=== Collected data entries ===
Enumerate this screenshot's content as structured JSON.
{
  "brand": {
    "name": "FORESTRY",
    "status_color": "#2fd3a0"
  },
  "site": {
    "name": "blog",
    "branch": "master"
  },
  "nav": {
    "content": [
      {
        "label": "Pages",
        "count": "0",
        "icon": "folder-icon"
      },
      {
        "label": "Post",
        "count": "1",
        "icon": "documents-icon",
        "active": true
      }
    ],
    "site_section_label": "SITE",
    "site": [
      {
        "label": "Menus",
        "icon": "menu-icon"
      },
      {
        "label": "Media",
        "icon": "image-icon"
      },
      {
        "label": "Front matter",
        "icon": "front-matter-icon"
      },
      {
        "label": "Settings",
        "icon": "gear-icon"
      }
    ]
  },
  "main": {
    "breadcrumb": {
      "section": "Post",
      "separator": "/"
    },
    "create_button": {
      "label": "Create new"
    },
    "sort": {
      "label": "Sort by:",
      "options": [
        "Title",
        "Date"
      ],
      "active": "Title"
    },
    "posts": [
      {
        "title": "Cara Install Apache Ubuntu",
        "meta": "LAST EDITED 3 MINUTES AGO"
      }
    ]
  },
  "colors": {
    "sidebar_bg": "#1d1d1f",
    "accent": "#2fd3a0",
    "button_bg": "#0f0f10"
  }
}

=== What needs to be done ===
Write down the full listing again, exactly.

=== Problem solution ===
Enumerate this screenshot's content as structured JSON.
{
  "brand": {
    "name": "FORESTRY",
    "status_color": "#2fd3a0"
  },
  "site": {
    "name": "blog",
    "branch": "master"
  },
  "nav": {
    "content": [
      {
        "label": "Pages",
        "count": "0",
        "icon": "folder-icon"
      },
      {
        "label": "Post",
        "count": "1",
        "icon": "documents-icon",
        "active": true
      }
    ],
    "site_section_label": "SITE",
    "site": [
      {
        "label": "Menus",
        "icon": "menu-icon"
      },
      {
        "label": "Media",
        "icon": "image-icon"
      },
      {
        "label": "Front matter",
        "icon": "front-matter-icon"
      },
      {
        "label": "Settings",
        "icon": "gear-icon"
      }
    ]
  },
  "main": {
    "breadcrumb": {
      "section": "Post",
      "separator": "/"
    },
    "create_button": {
      "label": "Create new"
    },
    "sort": {
      "label": "Sort by:",
      "options": [
        "Title",
        "Date"
      ],
      "active": "Title"
    },
    "posts": [
      {
        "title": "Cara Install Apache Ubuntu",
        "meta": "LAST EDITED 3 MINUTES AGO"
      }
    ]
  },
  "colors": {
    "sidebar_bg": "#1d1d1f",
    "accent": "#2fd3a0",
    "button_bg": "#0f0f10"
  }
}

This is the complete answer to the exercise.